# GIVEN INFORMATION start
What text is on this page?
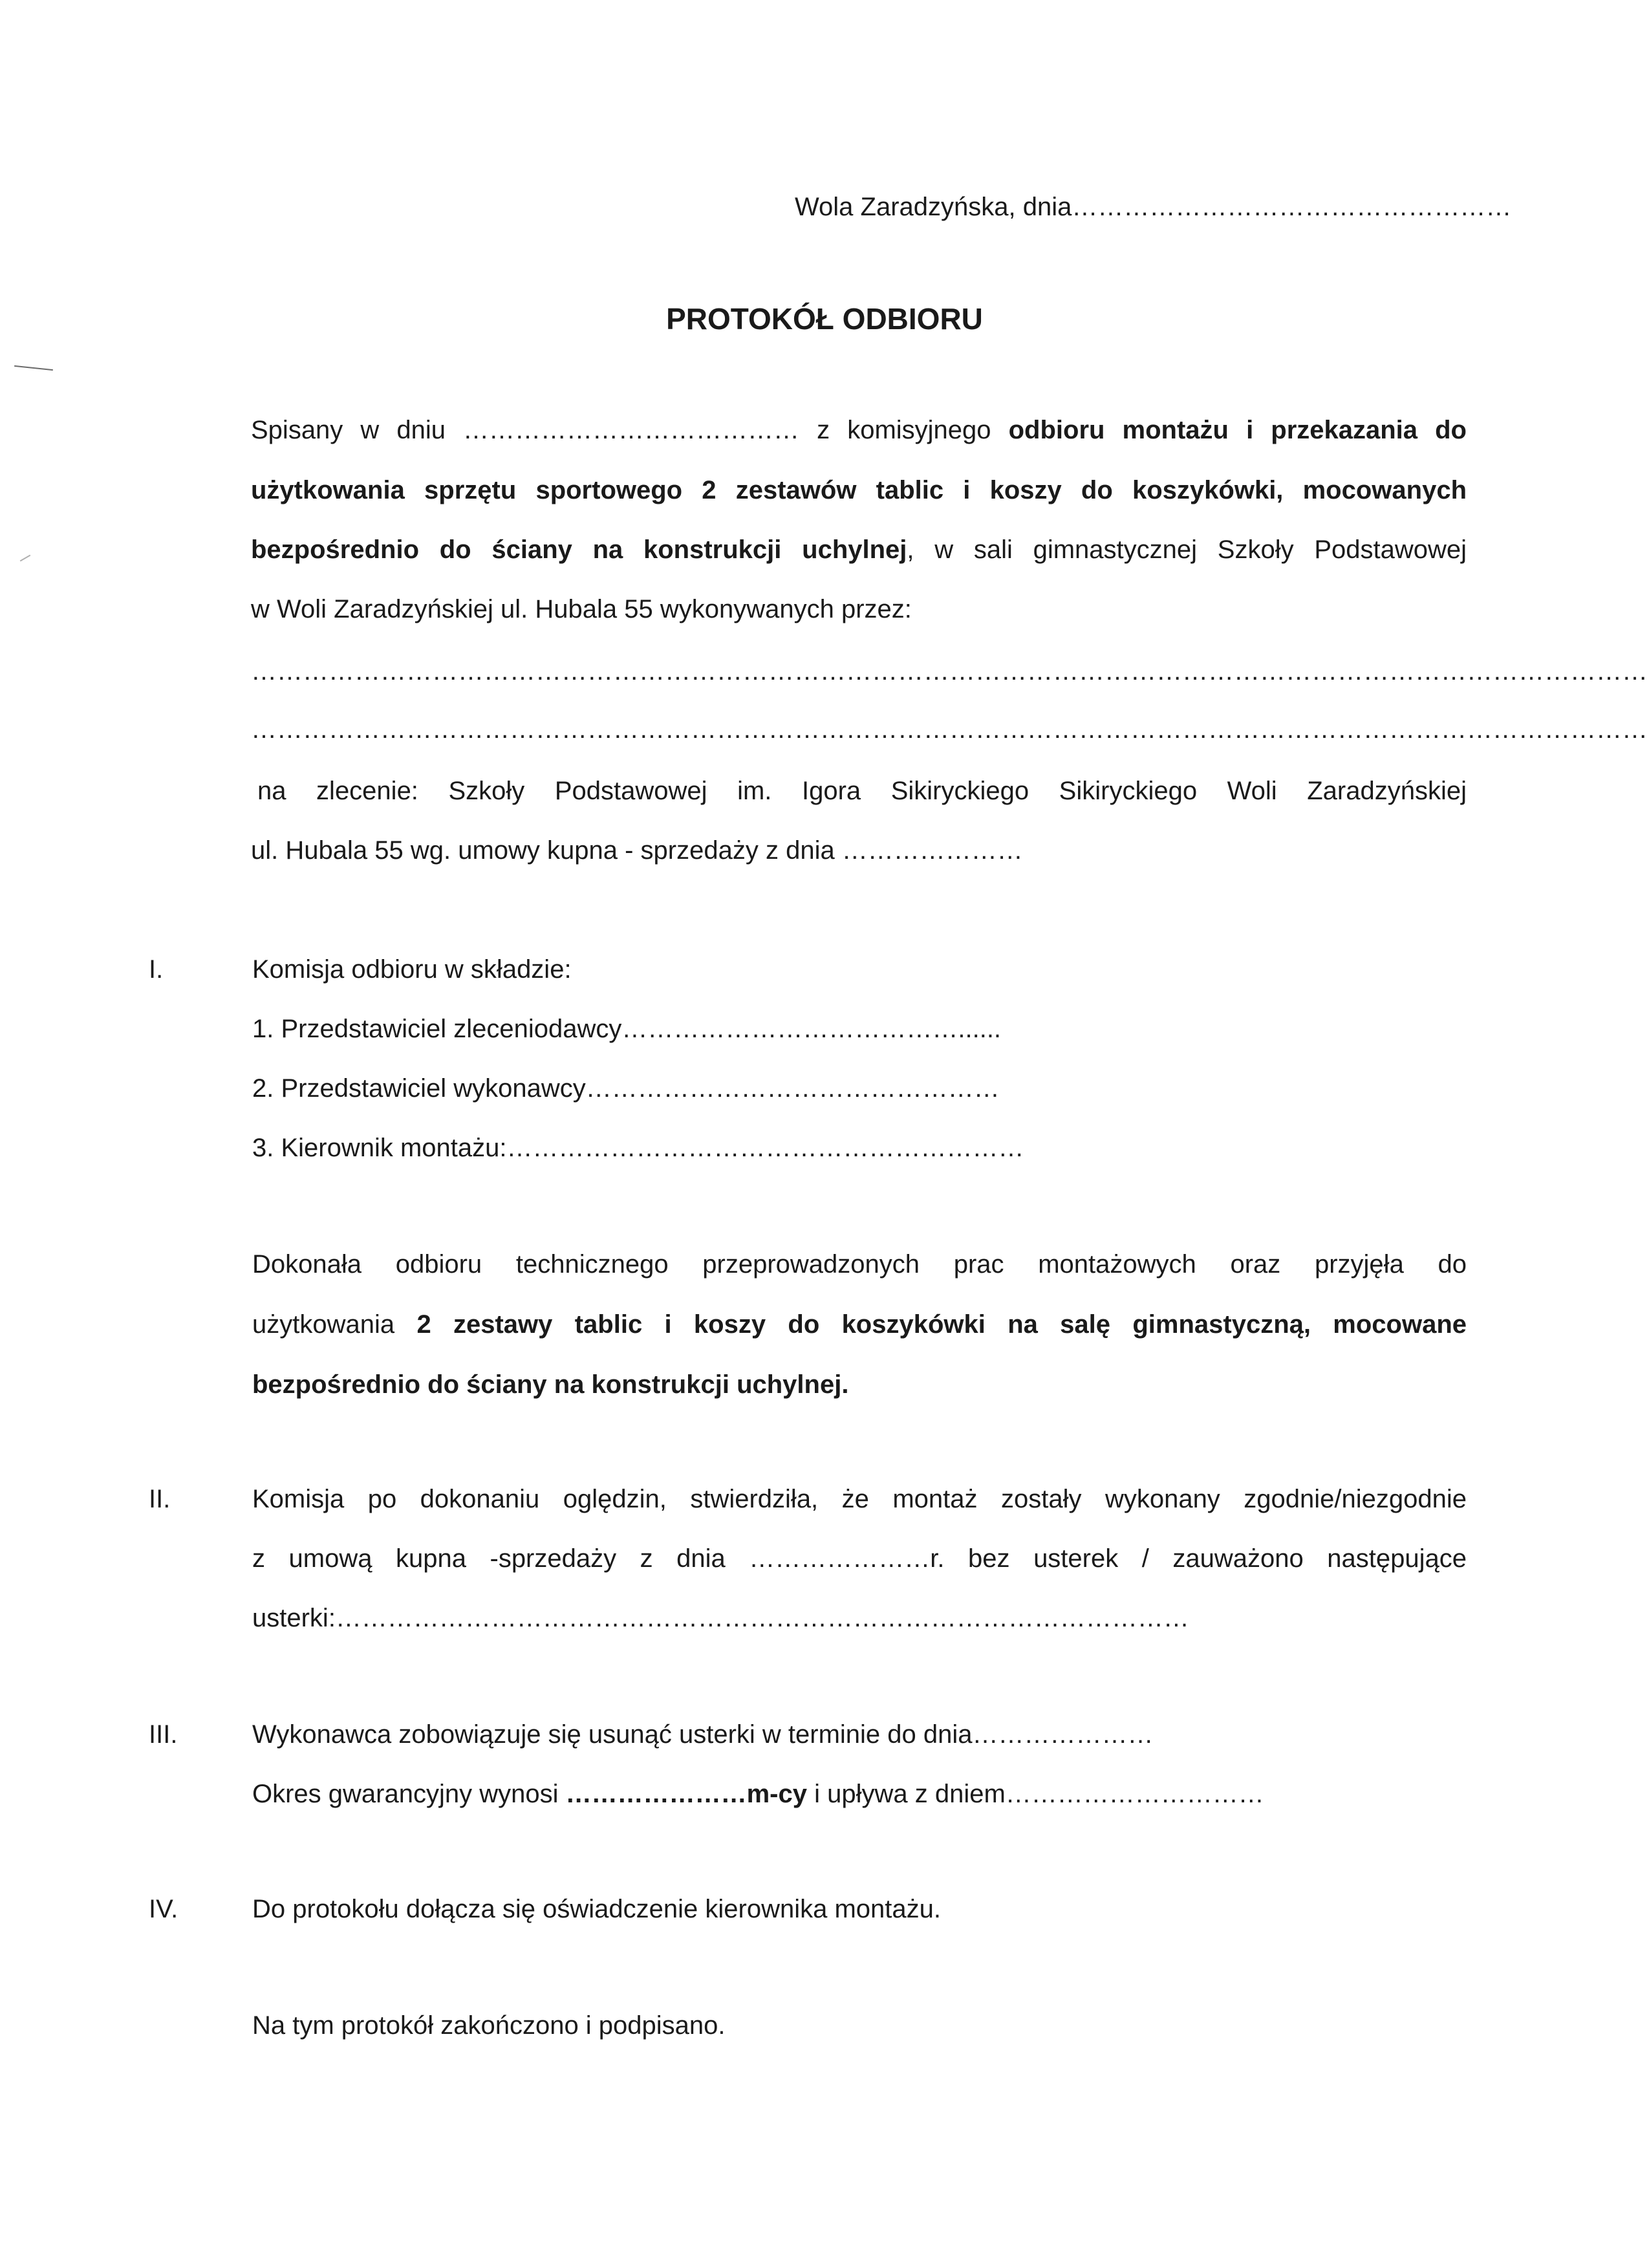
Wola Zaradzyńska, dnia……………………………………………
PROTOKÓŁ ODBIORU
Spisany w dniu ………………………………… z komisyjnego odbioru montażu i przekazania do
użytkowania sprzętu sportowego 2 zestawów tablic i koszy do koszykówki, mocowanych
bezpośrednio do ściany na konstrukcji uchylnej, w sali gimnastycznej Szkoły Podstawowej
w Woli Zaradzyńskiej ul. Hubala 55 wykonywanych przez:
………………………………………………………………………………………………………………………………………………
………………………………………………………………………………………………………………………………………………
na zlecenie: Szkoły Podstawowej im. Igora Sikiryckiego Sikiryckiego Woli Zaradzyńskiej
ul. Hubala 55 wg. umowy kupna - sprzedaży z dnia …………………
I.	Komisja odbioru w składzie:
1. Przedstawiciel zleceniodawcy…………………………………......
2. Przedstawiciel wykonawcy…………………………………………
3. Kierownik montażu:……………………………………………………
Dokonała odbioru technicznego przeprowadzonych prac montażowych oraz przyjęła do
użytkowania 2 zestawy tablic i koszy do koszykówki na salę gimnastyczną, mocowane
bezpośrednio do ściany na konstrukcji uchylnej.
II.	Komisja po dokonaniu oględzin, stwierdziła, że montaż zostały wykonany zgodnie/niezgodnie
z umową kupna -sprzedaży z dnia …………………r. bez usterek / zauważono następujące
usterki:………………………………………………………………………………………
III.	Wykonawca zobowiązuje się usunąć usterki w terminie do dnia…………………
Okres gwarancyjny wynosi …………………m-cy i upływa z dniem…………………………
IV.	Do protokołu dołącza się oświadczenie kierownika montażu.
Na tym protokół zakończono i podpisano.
# GIVEN INFORMATION end
WHAT TO DO: From the data above, gather every line that includes the word "uchylnej".

THE OUTPUT:
bezpośrednio do ściany na konstrukcji uchylnej, w sali gimnastycznej Szkoły Podstawowej
bezpośrednio do ściany na konstrukcji uchylnej.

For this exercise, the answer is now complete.